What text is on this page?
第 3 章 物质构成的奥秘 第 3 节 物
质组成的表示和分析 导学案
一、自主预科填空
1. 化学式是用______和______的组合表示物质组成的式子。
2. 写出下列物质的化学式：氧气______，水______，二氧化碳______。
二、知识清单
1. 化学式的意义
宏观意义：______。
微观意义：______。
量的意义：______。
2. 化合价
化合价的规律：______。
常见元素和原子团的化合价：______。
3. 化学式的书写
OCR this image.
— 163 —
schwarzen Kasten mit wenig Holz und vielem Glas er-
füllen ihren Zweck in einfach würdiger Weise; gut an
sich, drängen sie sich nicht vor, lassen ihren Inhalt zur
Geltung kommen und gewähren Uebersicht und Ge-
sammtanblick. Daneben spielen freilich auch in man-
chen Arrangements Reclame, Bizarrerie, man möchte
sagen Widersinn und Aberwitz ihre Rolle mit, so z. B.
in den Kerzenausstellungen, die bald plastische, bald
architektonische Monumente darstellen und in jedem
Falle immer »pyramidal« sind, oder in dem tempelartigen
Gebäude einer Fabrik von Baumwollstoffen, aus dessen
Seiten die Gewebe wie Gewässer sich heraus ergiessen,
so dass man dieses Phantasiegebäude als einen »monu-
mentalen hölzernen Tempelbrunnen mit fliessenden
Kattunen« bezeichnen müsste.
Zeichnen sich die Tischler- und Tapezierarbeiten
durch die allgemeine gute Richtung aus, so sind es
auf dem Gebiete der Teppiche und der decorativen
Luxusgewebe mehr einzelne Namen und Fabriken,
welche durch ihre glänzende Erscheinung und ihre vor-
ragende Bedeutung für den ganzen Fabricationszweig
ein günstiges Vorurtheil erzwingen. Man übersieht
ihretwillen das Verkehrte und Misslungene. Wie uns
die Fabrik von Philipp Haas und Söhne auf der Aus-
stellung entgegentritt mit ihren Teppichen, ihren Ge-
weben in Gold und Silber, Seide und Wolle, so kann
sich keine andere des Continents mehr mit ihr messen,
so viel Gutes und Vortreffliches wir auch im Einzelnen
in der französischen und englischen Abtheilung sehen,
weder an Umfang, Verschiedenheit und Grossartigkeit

********

→ **REQUEST**: Copy out each line above, character for character.

→ **SOLVED EXERCISE**:
What text is on this page?
第 3 章 物质构成的奥秘 第 3 节 物
质组成的表示和分析 导学案
一、自主预科填空
1. 化学式是用______和______的组合表示物质组成的式子。
2. 写出下列物质的化学式：氧气______，水______，二氧化碳______。
二、知识清单
1. 化学式的意义
宏观意义：______。
微观意义：______。
量的意义：______。
2. 化合价
化合价的规律：______。
常见元素和原子团的化合价：______。
3. 化学式的书写
OCR this image.
— 163 —
schwarzen Kasten mit wenig Holz und vielem Glas er-
füllen ihren Zweck in einfach würdiger Weise; gut an
sich, drängen sie sich nicht vor, lassen ihren Inhalt zur
Geltung kommen und gewähren Uebersicht und Ge-
sammtanblick. Daneben spielen freilich auch in man-
chen Arrangements Reclame, Bizarrerie, man möchte
sagen Widersinn und Aberwitz ihre Rolle mit, so z. B.
in den Kerzenausstellungen, die bald plastische, bald
architektonische Monumente darstellen und in jedem
Falle immer »pyramidal« sind, oder in dem tempelartigen
Gebäude einer Fabrik von Baumwollstoffen, aus dessen
Seiten die Gewebe wie Gewässer sich heraus ergiessen,
so dass man dieses Phantasiegebäude als einen »monu-
mentalen hölzernen Tempelbrunnen mit fliessenden
Kattunen« bezeichnen müsste.
Zeichnen sich die Tischler- und Tapezierarbeiten
durch die allgemeine gute Richtung aus, so sind es
auf dem Gebiete der Teppiche und der decorativen
Luxusgewebe mehr einzelne Namen und Fabriken,
welche durch ihre glänzende Erscheinung und ihre vor-
ragende Bedeutung für den ganzen Fabricationszweig
ein günstiges Vorurtheil erzwingen. Man übersieht
ihretwillen das Verkehrte und Misslungene. Wie uns
die Fabrik von Philipp Haas und Söhne auf der Aus-
stellung entgegentritt mit ihren Teppichen, ihren Ge-
weben in Gold und Silber, Seide und Wolle, so kann
sich keine andere des Continents mehr mit ihr messen,
so viel Gutes und Vortreffliches wir auch im Einzelnen
in der französischen und englischen Abtheilung sehen,
weder an Umfang, Verschiedenheit und Grossartigkeit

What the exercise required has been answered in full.